SHORT TASK » Note how many lines in the entries contain the string "page", then give that number and nothing else.

::: TASK DATA :::

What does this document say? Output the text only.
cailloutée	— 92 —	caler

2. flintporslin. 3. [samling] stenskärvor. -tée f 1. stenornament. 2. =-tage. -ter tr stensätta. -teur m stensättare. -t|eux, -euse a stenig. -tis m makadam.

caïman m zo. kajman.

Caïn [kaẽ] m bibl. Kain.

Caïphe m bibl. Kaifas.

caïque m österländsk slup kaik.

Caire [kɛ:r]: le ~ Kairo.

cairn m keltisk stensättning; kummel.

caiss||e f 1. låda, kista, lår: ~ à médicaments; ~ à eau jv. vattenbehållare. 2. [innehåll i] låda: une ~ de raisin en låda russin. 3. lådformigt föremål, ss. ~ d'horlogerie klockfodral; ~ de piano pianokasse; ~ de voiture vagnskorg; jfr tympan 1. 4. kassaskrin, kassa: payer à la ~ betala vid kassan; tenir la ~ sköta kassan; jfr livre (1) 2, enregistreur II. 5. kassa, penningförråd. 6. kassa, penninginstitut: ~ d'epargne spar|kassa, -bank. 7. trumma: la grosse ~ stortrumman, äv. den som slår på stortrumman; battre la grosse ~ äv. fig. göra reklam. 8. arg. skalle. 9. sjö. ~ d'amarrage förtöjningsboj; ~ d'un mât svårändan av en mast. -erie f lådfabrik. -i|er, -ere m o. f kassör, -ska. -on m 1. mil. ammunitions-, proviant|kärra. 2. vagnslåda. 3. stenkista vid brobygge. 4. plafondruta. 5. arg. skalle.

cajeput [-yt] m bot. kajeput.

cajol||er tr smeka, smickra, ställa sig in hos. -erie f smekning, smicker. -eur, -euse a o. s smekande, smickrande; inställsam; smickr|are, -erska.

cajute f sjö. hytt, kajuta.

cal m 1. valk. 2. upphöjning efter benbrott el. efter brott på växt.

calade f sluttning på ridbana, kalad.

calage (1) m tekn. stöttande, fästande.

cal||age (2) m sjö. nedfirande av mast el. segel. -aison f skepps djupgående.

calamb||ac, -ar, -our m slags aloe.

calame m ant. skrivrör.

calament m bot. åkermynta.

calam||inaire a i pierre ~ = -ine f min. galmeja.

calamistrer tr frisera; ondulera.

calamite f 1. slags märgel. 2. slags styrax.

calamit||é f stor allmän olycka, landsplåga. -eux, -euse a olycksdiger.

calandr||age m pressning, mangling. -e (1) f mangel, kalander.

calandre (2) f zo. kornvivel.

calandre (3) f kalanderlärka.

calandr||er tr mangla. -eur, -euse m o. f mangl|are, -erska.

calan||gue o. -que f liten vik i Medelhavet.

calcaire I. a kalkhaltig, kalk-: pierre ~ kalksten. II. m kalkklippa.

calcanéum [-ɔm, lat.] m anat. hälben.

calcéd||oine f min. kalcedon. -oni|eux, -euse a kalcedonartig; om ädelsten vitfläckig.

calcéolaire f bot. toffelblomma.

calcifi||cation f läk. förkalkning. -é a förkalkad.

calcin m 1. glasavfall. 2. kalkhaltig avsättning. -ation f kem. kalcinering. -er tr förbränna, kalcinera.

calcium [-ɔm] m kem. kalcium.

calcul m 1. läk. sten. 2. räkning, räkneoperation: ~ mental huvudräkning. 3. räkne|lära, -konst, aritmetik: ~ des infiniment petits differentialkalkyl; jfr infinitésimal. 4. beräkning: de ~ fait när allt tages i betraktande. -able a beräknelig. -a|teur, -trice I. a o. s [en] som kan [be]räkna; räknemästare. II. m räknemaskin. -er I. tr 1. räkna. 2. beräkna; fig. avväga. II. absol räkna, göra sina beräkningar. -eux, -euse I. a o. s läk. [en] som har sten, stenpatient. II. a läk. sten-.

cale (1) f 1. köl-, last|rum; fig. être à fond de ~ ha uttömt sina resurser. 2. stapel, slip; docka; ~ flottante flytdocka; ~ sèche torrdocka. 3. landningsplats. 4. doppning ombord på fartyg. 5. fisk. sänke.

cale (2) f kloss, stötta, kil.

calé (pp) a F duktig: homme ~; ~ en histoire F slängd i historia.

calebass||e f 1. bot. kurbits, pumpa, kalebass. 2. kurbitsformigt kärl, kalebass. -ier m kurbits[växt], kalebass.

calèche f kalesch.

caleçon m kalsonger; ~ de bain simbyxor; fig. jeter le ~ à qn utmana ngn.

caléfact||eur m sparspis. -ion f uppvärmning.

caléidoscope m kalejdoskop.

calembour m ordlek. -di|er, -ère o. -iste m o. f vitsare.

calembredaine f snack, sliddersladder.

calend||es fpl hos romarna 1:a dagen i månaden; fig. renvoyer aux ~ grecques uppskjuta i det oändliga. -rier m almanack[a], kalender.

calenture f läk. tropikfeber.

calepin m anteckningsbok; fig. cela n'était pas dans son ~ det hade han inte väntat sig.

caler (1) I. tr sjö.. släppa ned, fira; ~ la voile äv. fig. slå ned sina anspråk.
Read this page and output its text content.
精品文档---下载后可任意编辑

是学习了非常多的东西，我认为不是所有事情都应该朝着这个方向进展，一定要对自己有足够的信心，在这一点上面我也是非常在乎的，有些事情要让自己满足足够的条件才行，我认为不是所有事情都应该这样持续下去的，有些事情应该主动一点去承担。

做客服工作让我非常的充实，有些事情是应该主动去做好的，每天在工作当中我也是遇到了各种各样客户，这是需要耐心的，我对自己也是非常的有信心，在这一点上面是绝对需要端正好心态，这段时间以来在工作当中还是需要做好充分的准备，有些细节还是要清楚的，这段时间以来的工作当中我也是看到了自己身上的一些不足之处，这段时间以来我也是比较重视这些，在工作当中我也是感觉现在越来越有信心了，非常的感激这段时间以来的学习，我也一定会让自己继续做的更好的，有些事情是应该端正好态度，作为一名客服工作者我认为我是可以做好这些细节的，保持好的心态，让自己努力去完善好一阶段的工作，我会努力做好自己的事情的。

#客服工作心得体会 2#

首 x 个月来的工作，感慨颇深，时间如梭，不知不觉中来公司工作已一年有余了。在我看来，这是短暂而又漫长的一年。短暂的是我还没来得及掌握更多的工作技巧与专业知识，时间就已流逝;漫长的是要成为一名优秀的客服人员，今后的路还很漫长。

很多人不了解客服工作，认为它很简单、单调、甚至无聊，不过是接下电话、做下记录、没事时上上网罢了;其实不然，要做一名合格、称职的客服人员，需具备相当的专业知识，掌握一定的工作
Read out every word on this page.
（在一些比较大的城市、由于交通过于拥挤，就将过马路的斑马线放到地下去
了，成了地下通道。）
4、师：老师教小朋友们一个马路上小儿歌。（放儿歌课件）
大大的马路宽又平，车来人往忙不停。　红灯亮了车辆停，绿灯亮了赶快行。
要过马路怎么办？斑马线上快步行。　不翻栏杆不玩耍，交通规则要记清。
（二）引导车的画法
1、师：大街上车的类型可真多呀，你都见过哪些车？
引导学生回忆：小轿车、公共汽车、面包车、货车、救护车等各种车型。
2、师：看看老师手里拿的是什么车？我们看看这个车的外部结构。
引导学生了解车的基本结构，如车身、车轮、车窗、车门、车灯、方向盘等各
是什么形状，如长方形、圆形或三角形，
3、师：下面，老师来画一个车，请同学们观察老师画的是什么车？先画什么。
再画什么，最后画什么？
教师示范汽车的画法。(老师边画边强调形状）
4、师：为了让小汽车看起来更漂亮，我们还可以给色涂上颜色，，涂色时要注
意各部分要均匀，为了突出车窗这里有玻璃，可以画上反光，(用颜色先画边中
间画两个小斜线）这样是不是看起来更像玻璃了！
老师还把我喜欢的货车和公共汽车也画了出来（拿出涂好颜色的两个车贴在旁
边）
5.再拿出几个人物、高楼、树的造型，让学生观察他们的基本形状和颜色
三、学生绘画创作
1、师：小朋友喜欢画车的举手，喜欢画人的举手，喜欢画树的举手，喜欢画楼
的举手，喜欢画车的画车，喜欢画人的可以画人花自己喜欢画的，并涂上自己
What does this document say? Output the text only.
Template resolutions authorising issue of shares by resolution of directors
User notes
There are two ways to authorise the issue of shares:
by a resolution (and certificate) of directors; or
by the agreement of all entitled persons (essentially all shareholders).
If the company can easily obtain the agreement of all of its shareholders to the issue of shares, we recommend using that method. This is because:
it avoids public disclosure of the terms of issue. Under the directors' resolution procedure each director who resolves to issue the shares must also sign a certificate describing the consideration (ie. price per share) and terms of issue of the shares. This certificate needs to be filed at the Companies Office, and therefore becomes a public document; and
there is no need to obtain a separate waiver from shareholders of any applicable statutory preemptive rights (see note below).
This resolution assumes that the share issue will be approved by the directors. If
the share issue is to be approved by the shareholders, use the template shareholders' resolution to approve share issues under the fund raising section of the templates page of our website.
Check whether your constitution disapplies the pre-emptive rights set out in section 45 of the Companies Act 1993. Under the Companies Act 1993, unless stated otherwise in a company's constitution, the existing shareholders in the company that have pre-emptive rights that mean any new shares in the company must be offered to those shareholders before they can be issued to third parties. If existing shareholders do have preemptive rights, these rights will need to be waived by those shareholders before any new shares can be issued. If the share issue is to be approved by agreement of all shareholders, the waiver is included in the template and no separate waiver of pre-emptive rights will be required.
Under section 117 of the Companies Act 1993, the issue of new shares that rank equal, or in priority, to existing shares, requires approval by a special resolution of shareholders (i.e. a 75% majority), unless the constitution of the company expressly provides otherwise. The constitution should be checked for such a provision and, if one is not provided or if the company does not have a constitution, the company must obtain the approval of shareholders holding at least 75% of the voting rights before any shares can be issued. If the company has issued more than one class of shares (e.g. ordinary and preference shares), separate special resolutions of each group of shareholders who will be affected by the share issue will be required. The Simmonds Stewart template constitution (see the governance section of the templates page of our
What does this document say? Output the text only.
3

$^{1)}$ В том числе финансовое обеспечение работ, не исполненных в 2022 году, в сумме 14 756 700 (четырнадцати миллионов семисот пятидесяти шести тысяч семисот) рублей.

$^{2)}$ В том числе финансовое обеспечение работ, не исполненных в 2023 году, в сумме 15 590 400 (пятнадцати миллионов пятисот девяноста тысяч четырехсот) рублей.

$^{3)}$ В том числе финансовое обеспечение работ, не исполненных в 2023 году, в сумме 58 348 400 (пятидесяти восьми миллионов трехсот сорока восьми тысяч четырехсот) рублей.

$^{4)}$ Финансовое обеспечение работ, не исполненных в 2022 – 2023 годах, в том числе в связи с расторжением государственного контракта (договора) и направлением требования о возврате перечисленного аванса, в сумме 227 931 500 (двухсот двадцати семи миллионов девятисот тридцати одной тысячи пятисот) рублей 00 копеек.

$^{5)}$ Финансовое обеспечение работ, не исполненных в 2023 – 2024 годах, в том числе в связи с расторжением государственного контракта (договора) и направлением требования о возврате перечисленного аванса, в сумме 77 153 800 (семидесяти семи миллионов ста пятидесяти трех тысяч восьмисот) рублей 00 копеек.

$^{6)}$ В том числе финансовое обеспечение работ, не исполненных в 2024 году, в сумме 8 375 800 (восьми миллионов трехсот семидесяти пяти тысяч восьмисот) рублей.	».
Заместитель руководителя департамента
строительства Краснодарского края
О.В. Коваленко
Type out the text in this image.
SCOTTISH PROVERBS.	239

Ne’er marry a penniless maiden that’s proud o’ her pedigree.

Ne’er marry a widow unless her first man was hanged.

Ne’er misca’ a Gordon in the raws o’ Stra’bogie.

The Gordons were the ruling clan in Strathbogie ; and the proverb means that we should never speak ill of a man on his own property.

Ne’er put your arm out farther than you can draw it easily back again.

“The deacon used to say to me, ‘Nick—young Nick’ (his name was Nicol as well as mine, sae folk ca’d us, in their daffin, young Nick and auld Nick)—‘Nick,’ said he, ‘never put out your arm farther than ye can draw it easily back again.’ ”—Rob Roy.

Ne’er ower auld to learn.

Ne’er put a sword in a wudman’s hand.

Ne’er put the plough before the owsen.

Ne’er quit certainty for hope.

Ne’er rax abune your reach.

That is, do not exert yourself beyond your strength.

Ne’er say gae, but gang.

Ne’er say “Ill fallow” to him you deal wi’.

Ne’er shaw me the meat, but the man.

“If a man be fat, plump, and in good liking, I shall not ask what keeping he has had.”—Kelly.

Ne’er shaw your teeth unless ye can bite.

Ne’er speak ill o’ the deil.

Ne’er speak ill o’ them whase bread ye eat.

:::

OUTPUT BELOW » 4